- _EXERCISE_
Go through the listing and set it down exactly, leaving out its pictures.

§

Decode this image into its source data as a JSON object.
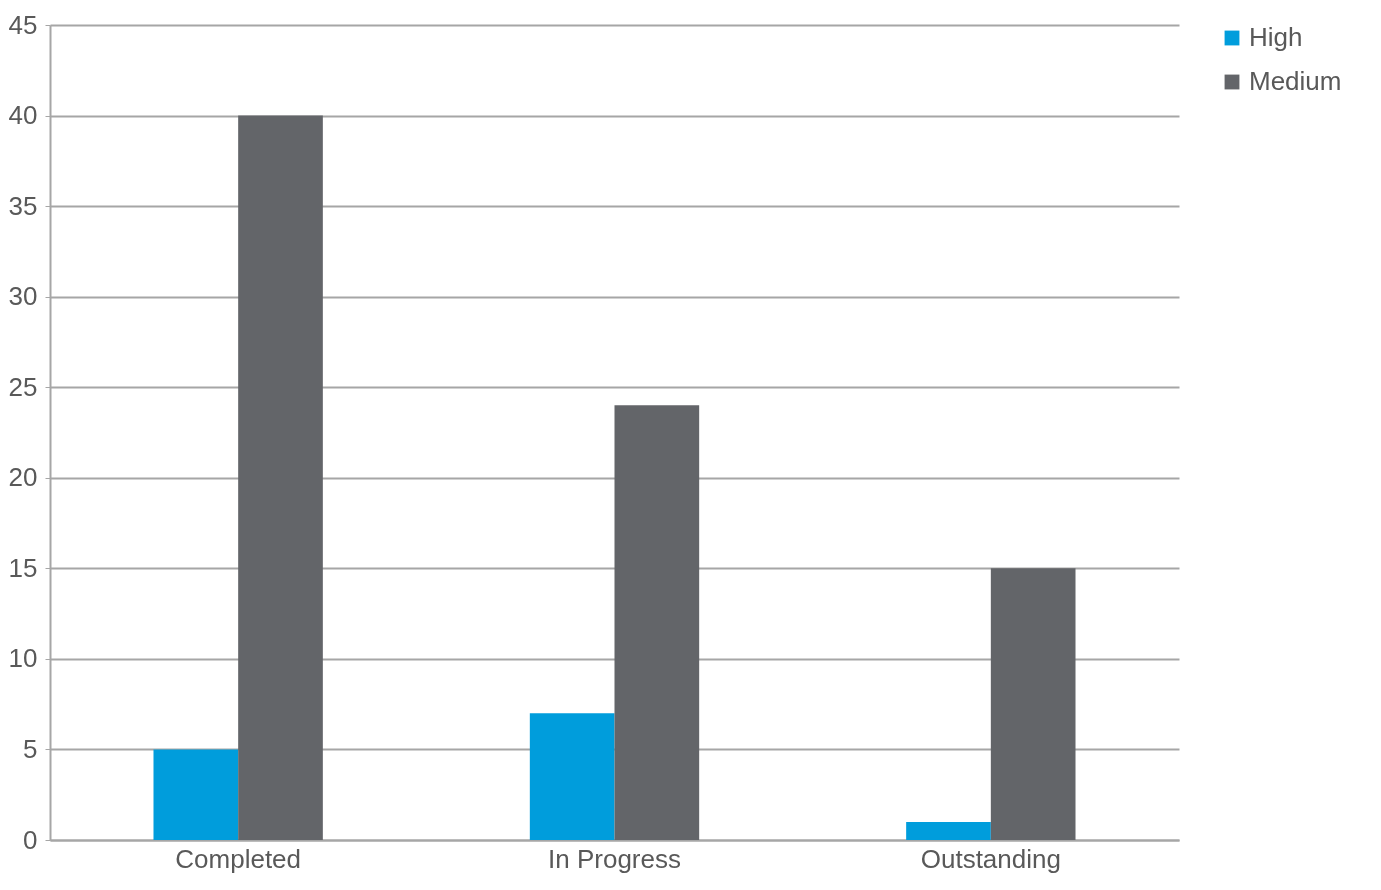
{
  "chart_data": {
    "type": "bar",
    "categories": [
      "Completed",
      "In Progress",
      "Outstanding"
    ],
    "series": [
      {
        "name": "High",
        "color": "#009ddc",
        "values": [
          5,
          7,
          1
        ]
      },
      {
        "name": "Medium",
        "color": "#636569",
        "values": [
          40,
          24,
          15
        ]
      }
    ],
    "ylim": [
      0,
      45
    ],
    "yticks": [
      0,
      5,
      10,
      15,
      20,
      25,
      30,
      35,
      40,
      45
    ],
    "grid": "y",
    "legend": "right"
  }
}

§

- _SOLVED EXERCISE_
Decode this image into its source data as a JSON object.
{
  "chart_data": {
    "type": "bar",
    "categories": [
      "Completed",
      "In Progress",
      "Outstanding"
    ],
    "series": [
      {
        "name": "High",
        "color": "#009ddc",
        "values": [
          5,
          7,
          1
        ]
      },
      {
        "name": "Medium",
        "color": "#636569",
        "values": [
          40,
          24,
          15
        ]
      }
    ],
    "ylim": [
      0,
      45
    ],
    "yticks": [
      0,
      5,
      10,
      15,
      20,
      25,
      30,
      35,
      40,
      45
    ],
    "grid": "y",
    "legend": "right"
  }
}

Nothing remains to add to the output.